**What you should do:**
Extract the lines that carry the string "jest" from the listing.
* begin Records provided *
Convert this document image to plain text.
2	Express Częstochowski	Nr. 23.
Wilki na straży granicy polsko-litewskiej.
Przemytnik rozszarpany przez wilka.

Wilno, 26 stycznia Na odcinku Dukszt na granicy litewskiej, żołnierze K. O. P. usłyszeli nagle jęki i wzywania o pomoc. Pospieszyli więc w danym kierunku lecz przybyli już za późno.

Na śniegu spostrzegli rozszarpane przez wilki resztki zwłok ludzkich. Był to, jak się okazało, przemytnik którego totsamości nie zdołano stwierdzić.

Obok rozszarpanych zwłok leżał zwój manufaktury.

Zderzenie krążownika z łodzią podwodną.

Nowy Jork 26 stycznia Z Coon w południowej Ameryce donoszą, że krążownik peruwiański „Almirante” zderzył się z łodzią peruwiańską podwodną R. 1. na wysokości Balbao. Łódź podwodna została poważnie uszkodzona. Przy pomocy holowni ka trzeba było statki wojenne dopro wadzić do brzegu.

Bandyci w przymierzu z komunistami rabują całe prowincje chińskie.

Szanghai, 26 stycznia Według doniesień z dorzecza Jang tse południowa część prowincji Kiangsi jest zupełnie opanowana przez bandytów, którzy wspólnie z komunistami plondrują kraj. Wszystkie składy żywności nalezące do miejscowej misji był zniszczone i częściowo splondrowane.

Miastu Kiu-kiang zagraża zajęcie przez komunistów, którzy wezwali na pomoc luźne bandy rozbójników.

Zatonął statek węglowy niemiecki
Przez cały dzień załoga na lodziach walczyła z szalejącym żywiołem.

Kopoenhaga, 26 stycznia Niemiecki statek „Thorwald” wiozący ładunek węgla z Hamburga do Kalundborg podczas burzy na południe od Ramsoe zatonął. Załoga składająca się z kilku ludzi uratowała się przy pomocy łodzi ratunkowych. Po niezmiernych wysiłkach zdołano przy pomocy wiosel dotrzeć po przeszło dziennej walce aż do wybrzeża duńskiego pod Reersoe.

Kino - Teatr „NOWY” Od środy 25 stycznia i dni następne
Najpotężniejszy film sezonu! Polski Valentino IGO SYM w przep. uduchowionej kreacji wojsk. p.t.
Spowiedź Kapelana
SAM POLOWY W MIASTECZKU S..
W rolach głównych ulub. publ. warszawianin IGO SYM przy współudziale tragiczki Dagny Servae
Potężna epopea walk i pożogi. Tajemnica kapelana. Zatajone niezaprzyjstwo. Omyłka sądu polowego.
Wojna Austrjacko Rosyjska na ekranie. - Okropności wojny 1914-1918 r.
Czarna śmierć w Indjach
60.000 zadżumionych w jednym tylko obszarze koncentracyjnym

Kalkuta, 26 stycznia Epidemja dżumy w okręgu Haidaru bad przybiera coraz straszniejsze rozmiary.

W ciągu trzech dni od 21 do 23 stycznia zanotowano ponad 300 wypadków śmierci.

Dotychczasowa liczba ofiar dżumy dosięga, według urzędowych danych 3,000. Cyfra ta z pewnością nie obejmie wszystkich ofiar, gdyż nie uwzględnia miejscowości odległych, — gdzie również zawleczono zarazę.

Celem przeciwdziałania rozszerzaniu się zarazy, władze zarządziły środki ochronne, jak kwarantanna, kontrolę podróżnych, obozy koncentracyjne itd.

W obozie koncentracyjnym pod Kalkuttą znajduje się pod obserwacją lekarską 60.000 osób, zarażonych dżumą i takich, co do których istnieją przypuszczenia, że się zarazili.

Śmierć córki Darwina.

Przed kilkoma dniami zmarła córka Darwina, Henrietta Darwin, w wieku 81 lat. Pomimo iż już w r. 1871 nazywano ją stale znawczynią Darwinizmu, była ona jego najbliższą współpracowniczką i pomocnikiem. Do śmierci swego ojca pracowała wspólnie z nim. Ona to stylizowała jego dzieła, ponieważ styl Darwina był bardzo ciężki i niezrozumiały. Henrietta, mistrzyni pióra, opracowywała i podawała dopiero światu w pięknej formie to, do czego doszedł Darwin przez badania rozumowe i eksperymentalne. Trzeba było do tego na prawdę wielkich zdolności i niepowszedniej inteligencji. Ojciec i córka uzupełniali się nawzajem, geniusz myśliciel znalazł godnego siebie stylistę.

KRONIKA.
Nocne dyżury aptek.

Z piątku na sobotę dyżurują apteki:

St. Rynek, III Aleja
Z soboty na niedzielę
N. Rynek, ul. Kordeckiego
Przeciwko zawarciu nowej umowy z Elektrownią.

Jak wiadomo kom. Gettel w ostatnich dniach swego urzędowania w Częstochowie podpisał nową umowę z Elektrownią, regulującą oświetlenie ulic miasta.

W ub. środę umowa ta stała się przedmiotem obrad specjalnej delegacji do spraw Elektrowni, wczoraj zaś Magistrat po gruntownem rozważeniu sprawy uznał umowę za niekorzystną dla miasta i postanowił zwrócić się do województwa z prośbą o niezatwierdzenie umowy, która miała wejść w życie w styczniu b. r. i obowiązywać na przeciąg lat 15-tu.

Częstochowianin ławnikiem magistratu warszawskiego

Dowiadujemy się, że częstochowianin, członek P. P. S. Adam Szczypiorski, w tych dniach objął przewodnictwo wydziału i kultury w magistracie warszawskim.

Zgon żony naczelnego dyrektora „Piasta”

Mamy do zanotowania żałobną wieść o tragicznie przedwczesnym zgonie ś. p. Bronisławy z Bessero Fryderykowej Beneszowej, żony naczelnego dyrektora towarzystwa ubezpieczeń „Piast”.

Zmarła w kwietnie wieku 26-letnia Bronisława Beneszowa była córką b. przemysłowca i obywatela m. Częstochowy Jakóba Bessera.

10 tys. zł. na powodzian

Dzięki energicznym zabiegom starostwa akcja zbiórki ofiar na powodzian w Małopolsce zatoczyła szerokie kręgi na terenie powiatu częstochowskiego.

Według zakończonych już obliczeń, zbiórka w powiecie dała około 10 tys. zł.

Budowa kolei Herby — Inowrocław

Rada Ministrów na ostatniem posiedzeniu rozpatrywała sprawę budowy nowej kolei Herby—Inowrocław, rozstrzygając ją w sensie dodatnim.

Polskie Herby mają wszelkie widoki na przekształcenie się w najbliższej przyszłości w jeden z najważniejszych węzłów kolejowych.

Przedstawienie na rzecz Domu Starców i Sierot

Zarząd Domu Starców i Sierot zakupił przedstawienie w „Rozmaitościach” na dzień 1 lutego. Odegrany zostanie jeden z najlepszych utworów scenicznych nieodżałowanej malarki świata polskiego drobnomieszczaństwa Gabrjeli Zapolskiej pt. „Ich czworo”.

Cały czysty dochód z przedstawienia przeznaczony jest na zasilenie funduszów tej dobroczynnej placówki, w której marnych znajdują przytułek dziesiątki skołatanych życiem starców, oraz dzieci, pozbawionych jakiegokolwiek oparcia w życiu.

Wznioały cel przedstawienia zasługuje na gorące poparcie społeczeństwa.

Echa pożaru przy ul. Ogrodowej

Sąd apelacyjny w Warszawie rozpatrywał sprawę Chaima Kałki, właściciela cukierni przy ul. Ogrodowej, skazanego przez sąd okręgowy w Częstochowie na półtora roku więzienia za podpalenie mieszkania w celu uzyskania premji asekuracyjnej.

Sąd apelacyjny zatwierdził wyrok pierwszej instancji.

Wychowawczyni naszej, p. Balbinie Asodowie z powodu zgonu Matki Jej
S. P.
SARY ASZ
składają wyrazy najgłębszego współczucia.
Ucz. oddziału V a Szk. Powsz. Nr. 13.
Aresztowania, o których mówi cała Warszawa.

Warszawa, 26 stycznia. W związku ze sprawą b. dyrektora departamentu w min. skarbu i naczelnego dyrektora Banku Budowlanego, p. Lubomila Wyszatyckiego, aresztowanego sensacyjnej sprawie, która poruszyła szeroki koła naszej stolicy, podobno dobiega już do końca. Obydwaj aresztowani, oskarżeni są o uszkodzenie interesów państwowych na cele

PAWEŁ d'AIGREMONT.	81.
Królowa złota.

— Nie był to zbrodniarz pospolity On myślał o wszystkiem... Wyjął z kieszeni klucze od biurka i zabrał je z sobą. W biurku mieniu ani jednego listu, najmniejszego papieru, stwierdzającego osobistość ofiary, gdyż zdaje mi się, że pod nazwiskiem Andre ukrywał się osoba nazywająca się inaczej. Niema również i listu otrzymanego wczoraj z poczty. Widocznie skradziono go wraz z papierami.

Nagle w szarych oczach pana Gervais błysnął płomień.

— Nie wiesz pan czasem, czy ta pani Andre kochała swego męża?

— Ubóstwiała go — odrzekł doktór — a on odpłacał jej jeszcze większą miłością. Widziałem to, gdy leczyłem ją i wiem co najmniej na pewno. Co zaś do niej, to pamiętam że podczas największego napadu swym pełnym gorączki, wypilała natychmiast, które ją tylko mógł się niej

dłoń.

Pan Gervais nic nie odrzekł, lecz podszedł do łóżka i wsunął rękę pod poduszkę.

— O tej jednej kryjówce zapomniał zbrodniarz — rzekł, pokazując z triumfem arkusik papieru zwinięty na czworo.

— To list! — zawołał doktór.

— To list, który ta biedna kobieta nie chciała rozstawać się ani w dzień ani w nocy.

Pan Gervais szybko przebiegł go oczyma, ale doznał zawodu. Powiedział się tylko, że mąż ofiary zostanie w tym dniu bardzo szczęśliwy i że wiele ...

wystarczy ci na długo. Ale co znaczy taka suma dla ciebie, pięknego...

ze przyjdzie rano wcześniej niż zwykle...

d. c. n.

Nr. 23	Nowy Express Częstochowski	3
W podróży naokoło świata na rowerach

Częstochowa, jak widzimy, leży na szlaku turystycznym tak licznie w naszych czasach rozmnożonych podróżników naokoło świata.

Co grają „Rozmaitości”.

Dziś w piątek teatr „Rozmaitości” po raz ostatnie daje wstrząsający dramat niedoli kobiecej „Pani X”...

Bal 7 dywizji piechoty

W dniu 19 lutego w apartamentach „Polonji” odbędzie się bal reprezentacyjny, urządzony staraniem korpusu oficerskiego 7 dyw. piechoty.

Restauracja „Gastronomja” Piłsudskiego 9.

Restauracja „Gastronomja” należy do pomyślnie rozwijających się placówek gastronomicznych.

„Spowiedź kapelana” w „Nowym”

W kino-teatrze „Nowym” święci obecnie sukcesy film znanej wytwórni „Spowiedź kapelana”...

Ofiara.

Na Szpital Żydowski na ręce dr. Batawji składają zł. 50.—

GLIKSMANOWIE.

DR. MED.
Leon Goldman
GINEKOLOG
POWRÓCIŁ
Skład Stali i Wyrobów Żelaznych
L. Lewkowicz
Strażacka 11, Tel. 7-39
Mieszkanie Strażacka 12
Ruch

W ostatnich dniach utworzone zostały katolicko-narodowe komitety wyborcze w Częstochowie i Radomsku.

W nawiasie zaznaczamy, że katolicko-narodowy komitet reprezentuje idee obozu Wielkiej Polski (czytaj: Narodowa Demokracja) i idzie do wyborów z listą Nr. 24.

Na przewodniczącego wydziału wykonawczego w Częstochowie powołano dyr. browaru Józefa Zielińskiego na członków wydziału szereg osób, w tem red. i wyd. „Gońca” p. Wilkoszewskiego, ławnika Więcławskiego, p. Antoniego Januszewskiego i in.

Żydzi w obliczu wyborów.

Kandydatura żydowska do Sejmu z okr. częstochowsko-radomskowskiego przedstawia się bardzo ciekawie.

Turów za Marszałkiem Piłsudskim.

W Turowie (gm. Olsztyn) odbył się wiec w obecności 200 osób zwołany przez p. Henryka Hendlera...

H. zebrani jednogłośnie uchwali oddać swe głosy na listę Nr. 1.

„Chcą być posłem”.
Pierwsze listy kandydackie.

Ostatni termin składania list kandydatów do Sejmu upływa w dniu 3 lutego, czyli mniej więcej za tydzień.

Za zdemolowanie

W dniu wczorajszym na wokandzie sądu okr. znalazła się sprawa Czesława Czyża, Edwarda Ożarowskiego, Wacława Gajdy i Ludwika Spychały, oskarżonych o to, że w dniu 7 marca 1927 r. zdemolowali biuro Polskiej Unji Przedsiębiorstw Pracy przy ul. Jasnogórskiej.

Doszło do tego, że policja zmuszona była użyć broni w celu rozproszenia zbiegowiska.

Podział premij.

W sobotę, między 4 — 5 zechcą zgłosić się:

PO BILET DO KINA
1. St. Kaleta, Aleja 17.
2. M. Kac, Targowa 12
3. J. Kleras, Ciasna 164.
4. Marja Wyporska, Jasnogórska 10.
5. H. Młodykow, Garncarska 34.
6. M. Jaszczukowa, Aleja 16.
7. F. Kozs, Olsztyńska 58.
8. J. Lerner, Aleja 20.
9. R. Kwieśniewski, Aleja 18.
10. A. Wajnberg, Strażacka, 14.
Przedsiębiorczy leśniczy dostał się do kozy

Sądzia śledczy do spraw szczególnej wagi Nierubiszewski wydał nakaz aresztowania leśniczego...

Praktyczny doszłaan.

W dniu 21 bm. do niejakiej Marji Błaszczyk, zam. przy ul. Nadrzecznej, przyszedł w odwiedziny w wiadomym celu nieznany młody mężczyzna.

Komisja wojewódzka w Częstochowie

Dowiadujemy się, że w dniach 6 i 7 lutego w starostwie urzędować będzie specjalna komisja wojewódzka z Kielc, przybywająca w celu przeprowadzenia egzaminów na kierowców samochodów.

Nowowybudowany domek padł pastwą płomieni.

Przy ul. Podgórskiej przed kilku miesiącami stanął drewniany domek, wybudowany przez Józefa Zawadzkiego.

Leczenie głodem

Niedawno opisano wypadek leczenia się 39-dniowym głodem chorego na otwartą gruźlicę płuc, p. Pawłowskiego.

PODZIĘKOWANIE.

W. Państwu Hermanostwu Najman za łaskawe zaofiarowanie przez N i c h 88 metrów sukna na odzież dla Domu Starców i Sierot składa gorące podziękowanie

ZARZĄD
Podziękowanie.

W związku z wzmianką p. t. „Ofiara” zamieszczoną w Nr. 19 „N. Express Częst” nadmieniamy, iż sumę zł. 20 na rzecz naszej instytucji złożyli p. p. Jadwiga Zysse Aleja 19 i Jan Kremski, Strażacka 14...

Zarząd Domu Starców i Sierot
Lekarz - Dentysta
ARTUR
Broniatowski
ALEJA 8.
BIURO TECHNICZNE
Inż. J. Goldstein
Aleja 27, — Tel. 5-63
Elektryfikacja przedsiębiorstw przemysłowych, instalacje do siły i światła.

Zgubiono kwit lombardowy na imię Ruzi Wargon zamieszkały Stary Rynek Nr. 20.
* end Records provided *
**Result of the exercise:**
Szanghai, 26 stycznia Według doniesień z dorzecza Jang tse południowa część prowincji Kiangsi jest zupełnie opanowana przez bandytów, którzy wspólnie z komunistami plondrują kraj. Wszystkie składy żywności nalezące do miejscowej misji był zniszczone i częściowo splondrowane.
Cały czysty dochód z przedstawienia przeznaczony jest na zasilenie funduszów tej dobroczynnej placówki, w której marnych znajdują przytułek dziesiątki skołatanych życiem starców, oraz dzieci, pozbawionych jakiegokolwiek oparcia w życiu.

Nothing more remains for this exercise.